## WORK TO DO
Print all of the material below word for word, but leave out the picture.

## SUPPLIED INFORMATION
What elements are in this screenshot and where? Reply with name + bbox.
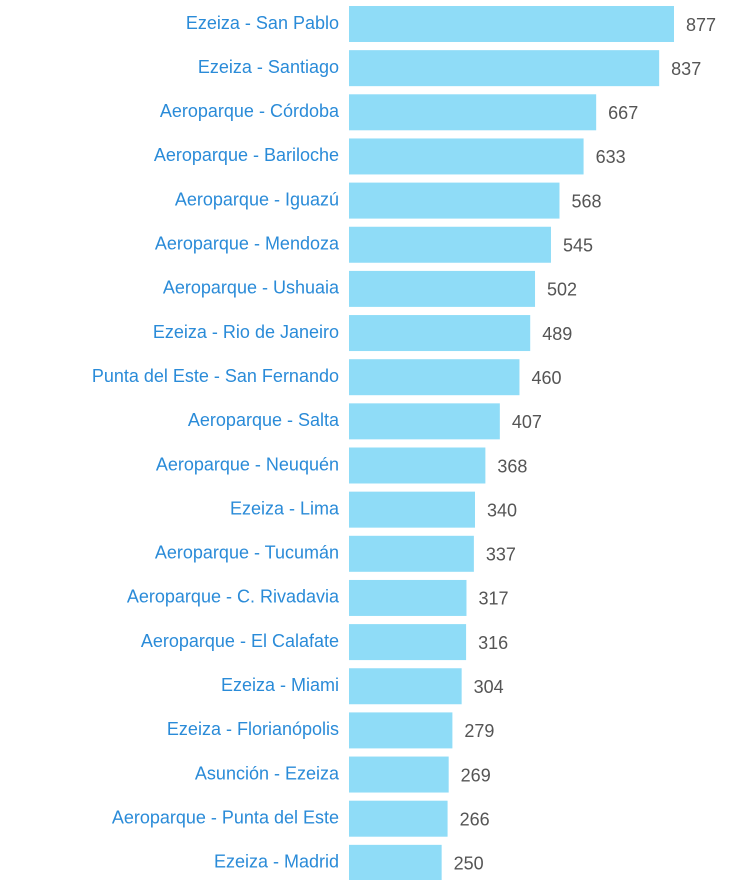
bar bbox=[349, 844, 442, 880]
category-label: Ezeiza - San Pablo bbox=[186, 13, 339, 33]
value-label: 304 bbox=[474, 677, 504, 697]
bar bbox=[349, 50, 660, 87]
bar bbox=[349, 226, 551, 263]
category-label: Aeroparque - Córdoba bbox=[160, 101, 340, 121]
value-label: 460 bbox=[531, 368, 561, 388]
bar bbox=[349, 579, 467, 616]
bar bbox=[349, 624, 467, 661]
bar bbox=[349, 94, 597, 131]
bar bbox=[349, 491, 475, 528]
value-label: 502 bbox=[547, 280, 577, 300]
bar bbox=[349, 138, 584, 175]
category-label: Punta del Este - San Fernando bbox=[92, 366, 339, 386]
bar bbox=[349, 182, 560, 219]
value-label: 266 bbox=[460, 809, 490, 829]
category-label: Aeroparque - Bariloche bbox=[154, 145, 339, 165]
category-label: Aeroparque - Salta bbox=[188, 410, 340, 430]
category-label: Ezeiza - Santiago bbox=[198, 57, 339, 77]
bar bbox=[349, 535, 474, 572]
value-label: 269 bbox=[461, 765, 491, 785]
value-label: 545 bbox=[563, 236, 593, 256]
bar bbox=[349, 800, 448, 837]
value-label: 407 bbox=[512, 412, 542, 432]
value-label: 250 bbox=[454, 854, 484, 874]
category-label: Aeroparque - C. Rivadavia bbox=[127, 587, 340, 607]
value-label: 489 bbox=[542, 324, 572, 344]
value-label: 337 bbox=[486, 545, 516, 565]
bar bbox=[349, 270, 536, 307]
bar bbox=[349, 6, 674, 42]
value-label: 568 bbox=[571, 191, 601, 211]
bar bbox=[349, 359, 520, 396]
bar bbox=[349, 712, 453, 749]
value-label: 633 bbox=[596, 147, 626, 167]
bar bbox=[349, 756, 449, 793]
category-label: Aeroparque - Mendoza bbox=[155, 234, 340, 254]
category-label: Ezeiza - Rio de Janeiro bbox=[153, 322, 339, 342]
value-label: 877 bbox=[686, 15, 716, 35]
category-label: Aeroparque - Neuquén bbox=[156, 454, 339, 474]
value-label: 279 bbox=[464, 721, 494, 741]
value-label: 316 bbox=[478, 633, 508, 653]
value-label: 317 bbox=[478, 589, 508, 609]
bar bbox=[349, 403, 500, 440]
bar bbox=[349, 315, 531, 352]
category-label: Aeroparque - El Calafate bbox=[141, 631, 339, 651]
value-label: 667 bbox=[608, 103, 638, 123]
value-label: 837 bbox=[671, 59, 701, 79]
bar bbox=[349, 447, 486, 484]
category-label: Ezeiza - Madrid bbox=[214, 852, 339, 872]
category-label: Aeroparque - Punta del Este bbox=[112, 807, 339, 827]
value-label: 340 bbox=[487, 500, 517, 520]
category-label: Ezeiza - Lima bbox=[230, 498, 340, 518]
category-label: Ezeiza - Miami bbox=[221, 675, 339, 695]
category-label: Asunción - Ezeiza bbox=[195, 763, 340, 783]
category-label: Aeroparque - Ushuaia bbox=[163, 278, 340, 298]
category-label: Aeroparque - Tucumán bbox=[155, 543, 339, 563]
bar bbox=[349, 668, 462, 705]
value-label: 368 bbox=[497, 456, 527, 476]
category-label: Aeroparque - Iguazú bbox=[175, 189, 339, 209]
category-label: Ezeiza - Florianópolis bbox=[167, 719, 339, 739]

## OUTPUT FOR THIS EXERCISE
What elements are in this screenshot and where? Reply with name + bbox.
bar bbox=[349, 844, 442, 880]
category-label: Ezeiza - San Pablo bbox=[186, 13, 339, 33]
value-label: 304 bbox=[474, 677, 504, 697]
bar bbox=[349, 50, 660, 87]
bar bbox=[349, 226, 551, 263]
category-label: Aeroparque - Córdoba bbox=[160, 101, 340, 121]
value-label: 460 bbox=[531, 368, 561, 388]
bar bbox=[349, 579, 467, 616]
bar bbox=[349, 624, 467, 661]
bar bbox=[349, 94, 597, 131]
bar bbox=[349, 491, 475, 528]
value-label: 502 bbox=[547, 280, 577, 300]
bar bbox=[349, 138, 584, 175]
category-label: Punta del Este - San Fernando bbox=[92, 366, 339, 386]
bar bbox=[349, 182, 560, 219]
value-label: 266 bbox=[460, 809, 490, 829]
category-label: Aeroparque - Bariloche bbox=[154, 145, 339, 165]
category-label: Aeroparque - Salta bbox=[188, 410, 340, 430]
category-label: Ezeiza - Santiago bbox=[198, 57, 339, 77]
bar bbox=[349, 535, 474, 572]
value-label: 269 bbox=[461, 765, 491, 785]
value-label: 545 bbox=[563, 236, 593, 256]
bar bbox=[349, 800, 448, 837]
value-label: 407 bbox=[512, 412, 542, 432]
value-label: 250 bbox=[454, 854, 484, 874]
category-label: Aeroparque - C. Rivadavia bbox=[127, 587, 340, 607]
value-label: 489 bbox=[542, 324, 572, 344]
value-label: 337 bbox=[486, 545, 516, 565]
bar bbox=[349, 270, 536, 307]
bar bbox=[349, 6, 674, 42]
value-label: 568 bbox=[571, 191, 601, 211]
bar bbox=[349, 359, 520, 396]
bar bbox=[349, 712, 453, 749]
value-label: 633 bbox=[596, 147, 626, 167]
bar bbox=[349, 756, 449, 793]
category-label: Aeroparque - Mendoza bbox=[155, 234, 340, 254]
category-label: Ezeiza - Rio de Janeiro bbox=[153, 322, 339, 342]
value-label: 877 bbox=[686, 15, 716, 35]
category-label: Aeroparque - Neuquén bbox=[156, 454, 339, 474]
value-label: 279 bbox=[464, 721, 494, 741]
value-label: 316 bbox=[478, 633, 508, 653]
value-label: 317 bbox=[478, 589, 508, 609]
bar bbox=[349, 403, 500, 440]
bar bbox=[349, 315, 531, 352]
category-label: Aeroparque - El Calafate bbox=[141, 631, 339, 651]
value-label: 667 bbox=[608, 103, 638, 123]
value-label: 837 bbox=[671, 59, 701, 79]
bar bbox=[349, 447, 486, 484]
category-label: Ezeiza - Madrid bbox=[214, 852, 339, 872]
category-label: Aeroparque - Punta del Este bbox=[112, 807, 339, 827]
value-label: 340 bbox=[487, 500, 517, 520]
category-label: Ezeiza - Lima bbox=[230, 498, 340, 518]
category-label: Ezeiza - Miami bbox=[221, 675, 339, 695]
category-label: Asunción - Ezeiza bbox=[195, 763, 340, 783]
category-label: Aeroparque - Ushuaia bbox=[163, 278, 340, 298]
category-label: Aeroparque - Tucumán bbox=[155, 543, 339, 563]
bar bbox=[349, 668, 462, 705]
value-label: 368 bbox=[497, 456, 527, 476]
category-label: Aeroparque - Iguazú bbox=[175, 189, 339, 209]
category-label: Ezeiza - Florianópolis bbox=[167, 719, 339, 739]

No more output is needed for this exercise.